Extract all of the entries and set them down verbatim.

# [Data shown]
=-=-=-=-=
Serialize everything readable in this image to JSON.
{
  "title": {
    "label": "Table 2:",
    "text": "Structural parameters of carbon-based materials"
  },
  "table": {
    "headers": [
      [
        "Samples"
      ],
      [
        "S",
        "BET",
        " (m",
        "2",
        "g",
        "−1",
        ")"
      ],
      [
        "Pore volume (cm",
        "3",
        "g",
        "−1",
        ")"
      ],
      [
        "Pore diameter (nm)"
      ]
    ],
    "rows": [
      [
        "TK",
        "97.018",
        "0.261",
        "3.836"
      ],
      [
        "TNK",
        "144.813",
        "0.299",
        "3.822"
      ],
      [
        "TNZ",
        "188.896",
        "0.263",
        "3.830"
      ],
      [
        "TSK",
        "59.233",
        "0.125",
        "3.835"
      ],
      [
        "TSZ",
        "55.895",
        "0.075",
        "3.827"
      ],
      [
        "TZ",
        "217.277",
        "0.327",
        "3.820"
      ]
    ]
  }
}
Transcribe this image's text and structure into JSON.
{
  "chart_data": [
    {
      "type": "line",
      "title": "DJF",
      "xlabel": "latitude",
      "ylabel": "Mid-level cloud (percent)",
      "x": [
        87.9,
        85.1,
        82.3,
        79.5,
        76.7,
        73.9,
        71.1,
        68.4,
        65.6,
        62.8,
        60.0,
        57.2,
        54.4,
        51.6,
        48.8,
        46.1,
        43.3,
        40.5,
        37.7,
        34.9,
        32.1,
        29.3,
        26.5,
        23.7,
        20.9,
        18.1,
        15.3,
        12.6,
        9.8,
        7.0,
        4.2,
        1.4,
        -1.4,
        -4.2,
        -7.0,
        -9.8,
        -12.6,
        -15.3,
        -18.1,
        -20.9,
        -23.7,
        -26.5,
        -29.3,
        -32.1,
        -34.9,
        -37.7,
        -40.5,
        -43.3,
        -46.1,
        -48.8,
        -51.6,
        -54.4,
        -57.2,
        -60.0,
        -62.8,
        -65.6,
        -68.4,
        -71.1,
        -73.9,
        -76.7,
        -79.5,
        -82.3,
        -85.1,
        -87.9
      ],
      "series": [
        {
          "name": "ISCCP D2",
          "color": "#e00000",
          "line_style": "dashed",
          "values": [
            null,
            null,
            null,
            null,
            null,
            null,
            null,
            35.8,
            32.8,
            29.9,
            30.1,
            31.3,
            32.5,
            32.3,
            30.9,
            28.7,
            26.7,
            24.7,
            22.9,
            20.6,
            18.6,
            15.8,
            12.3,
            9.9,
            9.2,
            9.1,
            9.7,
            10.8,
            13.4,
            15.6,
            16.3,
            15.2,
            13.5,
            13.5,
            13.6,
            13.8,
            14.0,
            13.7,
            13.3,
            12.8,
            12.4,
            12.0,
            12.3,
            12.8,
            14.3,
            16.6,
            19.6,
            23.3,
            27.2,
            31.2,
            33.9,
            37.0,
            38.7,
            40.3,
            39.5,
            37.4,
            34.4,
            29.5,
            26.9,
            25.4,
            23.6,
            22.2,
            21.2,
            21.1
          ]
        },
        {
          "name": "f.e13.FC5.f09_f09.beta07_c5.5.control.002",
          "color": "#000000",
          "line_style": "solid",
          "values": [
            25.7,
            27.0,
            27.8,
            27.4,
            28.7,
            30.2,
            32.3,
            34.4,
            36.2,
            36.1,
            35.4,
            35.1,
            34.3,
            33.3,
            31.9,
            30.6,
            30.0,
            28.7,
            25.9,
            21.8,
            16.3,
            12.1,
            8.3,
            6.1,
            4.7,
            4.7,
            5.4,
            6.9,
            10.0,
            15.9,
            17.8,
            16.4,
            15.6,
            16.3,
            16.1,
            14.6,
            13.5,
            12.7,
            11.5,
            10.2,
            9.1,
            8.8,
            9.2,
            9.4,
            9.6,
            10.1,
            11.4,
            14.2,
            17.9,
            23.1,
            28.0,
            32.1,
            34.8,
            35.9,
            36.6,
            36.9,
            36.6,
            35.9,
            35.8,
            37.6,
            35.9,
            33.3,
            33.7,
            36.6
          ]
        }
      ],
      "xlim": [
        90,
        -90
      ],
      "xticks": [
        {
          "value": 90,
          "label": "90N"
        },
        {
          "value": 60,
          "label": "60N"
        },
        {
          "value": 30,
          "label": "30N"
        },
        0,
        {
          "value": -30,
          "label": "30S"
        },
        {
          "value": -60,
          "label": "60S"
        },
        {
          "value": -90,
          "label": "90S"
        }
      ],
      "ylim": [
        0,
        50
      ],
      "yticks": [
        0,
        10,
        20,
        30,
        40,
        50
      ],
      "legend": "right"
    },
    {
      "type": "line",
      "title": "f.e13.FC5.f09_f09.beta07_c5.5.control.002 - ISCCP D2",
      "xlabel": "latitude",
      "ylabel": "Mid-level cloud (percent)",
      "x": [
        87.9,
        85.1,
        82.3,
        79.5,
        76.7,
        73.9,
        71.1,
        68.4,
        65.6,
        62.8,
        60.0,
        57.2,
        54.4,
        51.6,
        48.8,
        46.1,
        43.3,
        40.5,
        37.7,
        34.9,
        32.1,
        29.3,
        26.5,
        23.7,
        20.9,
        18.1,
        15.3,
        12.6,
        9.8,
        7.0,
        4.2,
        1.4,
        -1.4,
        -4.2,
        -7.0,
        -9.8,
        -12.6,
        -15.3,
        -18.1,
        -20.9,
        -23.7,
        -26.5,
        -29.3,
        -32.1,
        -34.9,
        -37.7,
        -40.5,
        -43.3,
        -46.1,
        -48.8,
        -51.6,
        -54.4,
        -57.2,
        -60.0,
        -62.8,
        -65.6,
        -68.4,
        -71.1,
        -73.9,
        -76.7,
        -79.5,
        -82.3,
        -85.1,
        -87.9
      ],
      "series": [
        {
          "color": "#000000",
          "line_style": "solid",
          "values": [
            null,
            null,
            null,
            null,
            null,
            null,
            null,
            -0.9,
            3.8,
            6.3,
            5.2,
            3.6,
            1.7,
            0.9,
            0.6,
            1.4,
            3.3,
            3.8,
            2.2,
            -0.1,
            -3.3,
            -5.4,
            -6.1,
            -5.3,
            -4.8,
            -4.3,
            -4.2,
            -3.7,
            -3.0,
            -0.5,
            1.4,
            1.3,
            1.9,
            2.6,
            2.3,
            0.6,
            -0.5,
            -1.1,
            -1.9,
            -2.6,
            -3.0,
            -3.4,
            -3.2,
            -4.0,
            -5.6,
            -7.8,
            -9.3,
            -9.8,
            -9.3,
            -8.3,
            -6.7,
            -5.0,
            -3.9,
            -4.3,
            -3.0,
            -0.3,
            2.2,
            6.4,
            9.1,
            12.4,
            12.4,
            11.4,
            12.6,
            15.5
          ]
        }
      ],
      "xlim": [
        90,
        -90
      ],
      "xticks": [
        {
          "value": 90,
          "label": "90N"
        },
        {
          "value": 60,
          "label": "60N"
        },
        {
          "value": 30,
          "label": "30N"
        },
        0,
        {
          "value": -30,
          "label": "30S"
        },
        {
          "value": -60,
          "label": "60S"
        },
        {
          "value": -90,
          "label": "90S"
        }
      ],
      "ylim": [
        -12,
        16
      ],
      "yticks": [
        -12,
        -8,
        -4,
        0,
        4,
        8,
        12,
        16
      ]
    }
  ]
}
=-=-=-=-=
# [Finished task]
Serialize everything readable in this image to JSON.
{
  "title": {
    "label": "Table 2:",
    "text": "Structural parameters of carbon-based materials"
  },
  "table": {
    "headers": [
      [
        "Samples"
      ],
      [
        "S",
        "BET",
        " (m",
        "2",
        "g",
        "−1",
        ")"
      ],
      [
        "Pore volume (cm",
        "3",
        "g",
        "−1",
        ")"
      ],
      [
        "Pore diameter (nm)"
      ]
    ],
    "rows": [
      [
        "TK",
        "97.018",
        "0.261",
        "3.836"
      ],
      [
        "TNK",
        "144.813",
        "0.299",
        "3.822"
      ],
      [
        "TNZ",
        "188.896",
        "0.263",
        "3.830"
      ],
      [
        "TSK",
        "59.233",
        "0.125",
        "3.835"
      ],
      [
        "TSZ",
        "55.895",
        "0.075",
        "3.827"
      ],
      [
        "TZ",
        "217.277",
        "0.327",
        "3.820"
      ]
    ]
  }
}
Transcribe this image's text and structure into JSON.
{
  "chart_data": [
    {
      "type": "line",
      "title": "DJF",
      "xlabel": "latitude",
      "ylabel": "Mid-level cloud (percent)",
      "x": [
        87.9,
        85.1,
        82.3,
        79.5,
        76.7,
        73.9,
        71.1,
        68.4,
        65.6,
        62.8,
        60.0,
        57.2,
        54.4,
        51.6,
        48.8,
        46.1,
        43.3,
        40.5,
        37.7,
        34.9,
        32.1,
        29.3,
        26.5,
        23.7,
        20.9,
        18.1,
        15.3,
        12.6,
        9.8,
        7.0,
        4.2,
        1.4,
        -1.4,
        -4.2,
        -7.0,
        -9.8,
        -12.6,
        -15.3,
        -18.1,
        -20.9,
        -23.7,
        -26.5,
        -29.3,
        -32.1,
        -34.9,
        -37.7,
        -40.5,
        -43.3,
        -46.1,
        -48.8,
        -51.6,
        -54.4,
        -57.2,
        -60.0,
        -62.8,
        -65.6,
        -68.4,
        -71.1,
        -73.9,
        -76.7,
        -79.5,
        -82.3,
        -85.1,
        -87.9
      ],
      "series": [
        {
          "name": "ISCCP D2",
          "color": "#e00000",
          "line_style": "dashed",
          "values": [
            null,
            null,
            null,
            null,
            null,
            null,
            null,
            35.8,
            32.8,
            29.9,
            30.1,
            31.3,
            32.5,
            32.3,
            30.9,
            28.7,
            26.7,
            24.7,
            22.9,
            20.6,
            18.6,
            15.8,
            12.3,
            9.9,
            9.2,
            9.1,
            9.7,
            10.8,
            13.4,
            15.6,
            16.3,
            15.2,
            13.5,
            13.5,
            13.6,
            13.8,
            14.0,
            13.7,
            13.3,
            12.8,
            12.4,
            12.0,
            12.3,
            12.8,
            14.3,
            16.6,
            19.6,
            23.3,
            27.2,
            31.2,
            33.9,
            37.0,
            38.7,
            40.3,
            39.5,
            37.4,
            34.4,
            29.5,
            26.9,
            25.4,
            23.6,
            22.2,
            21.2,
            21.1
          ]
        },
        {
          "name": "f.e13.FC5.f09_f09.beta07_c5.5.control.002",
          "color": "#000000",
          "line_style": "solid",
          "values": [
            25.7,
            27.0,
            27.8,
            27.4,
            28.7,
            30.2,
            32.3,
            34.4,
            36.2,
            36.1,
            35.4,
            35.1,
            34.3,
            33.3,
            31.9,
            30.6,
            30.0,
            28.7,
            25.9,
            21.8,
            16.3,
            12.1,
            8.3,
            6.1,
            4.7,
            4.7,
            5.4,
            6.9,
            10.0,
            15.9,
            17.8,
            16.4,
            15.6,
            16.3,
            16.1,
            14.6,
            13.5,
            12.7,
            11.5,
            10.2,
            9.1,
            8.8,
            9.2,
            9.4,
            9.6,
            10.1,
            11.4,
            14.2,
            17.9,
            23.1,
            28.0,
            32.1,
            34.8,
            35.9,
            36.6,
            36.9,
            36.6,
            35.9,
            35.8,
            37.6,
            35.9,
            33.3,
            33.7,
            36.6
          ]
        }
      ],
      "xlim": [
        90,
        -90
      ],
      "xticks": [
        {
          "value": 90,
          "label": "90N"
        },
        {
          "value": 60,
          "label": "60N"
        },
        {
          "value": 30,
          "label": "30N"
        },
        0,
        {
          "value": -30,
          "label": "30S"
        },
        {
          "value": -60,
          "label": "60S"
        },
        {
          "value": -90,
          "label": "90S"
        }
      ],
      "ylim": [
        0,
        50
      ],
      "yticks": [
        0,
        10,
        20,
        30,
        40,
        50
      ],
      "legend": "right"
    },
    {
      "type": "line",
      "title": "f.e13.FC5.f09_f09.beta07_c5.5.control.002 - ISCCP D2",
      "xlabel": "latitude",
      "ylabel": "Mid-level cloud (percent)",
      "x": [
        87.9,
        85.1,
        82.3,
        79.5,
        76.7,
        73.9,
        71.1,
        68.4,
        65.6,
        62.8,
        60.0,
        57.2,
        54.4,
        51.6,
        48.8,
        46.1,
        43.3,
        40.5,
        37.7,
        34.9,
        32.1,
        29.3,
        26.5,
        23.7,
        20.9,
        18.1,
        15.3,
        12.6,
        9.8,
        7.0,
        4.2,
        1.4,
        -1.4,
        -4.2,
        -7.0,
        -9.8,
        -12.6,
        -15.3,
        -18.1,
        -20.9,
        -23.7,
        -26.5,
        -29.3,
        -32.1,
        -34.9,
        -37.7,
        -40.5,
        -43.3,
        -46.1,
        -48.8,
        -51.6,
        -54.4,
        -57.2,
        -60.0,
        -62.8,
        -65.6,
        -68.4,
        -71.1,
        -73.9,
        -76.7,
        -79.5,
        -82.3,
        -85.1,
        -87.9
      ],
      "series": [
        {
          "color": "#000000",
          "line_style": "solid",
          "values": [
            null,
            null,
            null,
            null,
            null,
            null,
            null,
            -0.9,
            3.8,
            6.3,
            5.2,
            3.6,
            1.7,
            0.9,
            0.6,
            1.4,
            3.3,
            3.8,
            2.2,
            -0.1,
            -3.3,
            -5.4,
            -6.1,
            -5.3,
            -4.8,
            -4.3,
            -4.2,
            -3.7,
            -3.0,
            -0.5,
            1.4,
            1.3,
            1.9,
            2.6,
            2.3,
            0.6,
            -0.5,
            -1.1,
            -1.9,
            -2.6,
            -3.0,
            -3.4,
            -3.2,
            -4.0,
            -5.6,
            -7.8,
            -9.3,
            -9.8,
            -9.3,
            -8.3,
            -6.7,
            -5.0,
            -3.9,
            -4.3,
            -3.0,
            -0.3,
            2.2,
            6.4,
            9.1,
            12.4,
            12.4,
            11.4,
            12.6,
            15.5
          ]
        }
      ],
      "xlim": [
        90,
        -90
      ],
      "xticks": [
        {
          "value": 90,
          "label": "90N"
        },
        {
          "value": 60,
          "label": "60N"
        },
        {
          "value": 30,
          "label": "30N"
        },
        0,
        {
          "value": -30,
          "label": "30S"
        },
        {
          "value": -60,
          "label": "60S"
        },
        {
          "value": -90,
          "label": "90S"
        }
      ],
      "ylim": [
        -12,
        16
      ],
      "yticks": [
        -12,
        -8,
        -4,
        0,
        4,
        8,
        12,
        16
      ]
    }
  ]
}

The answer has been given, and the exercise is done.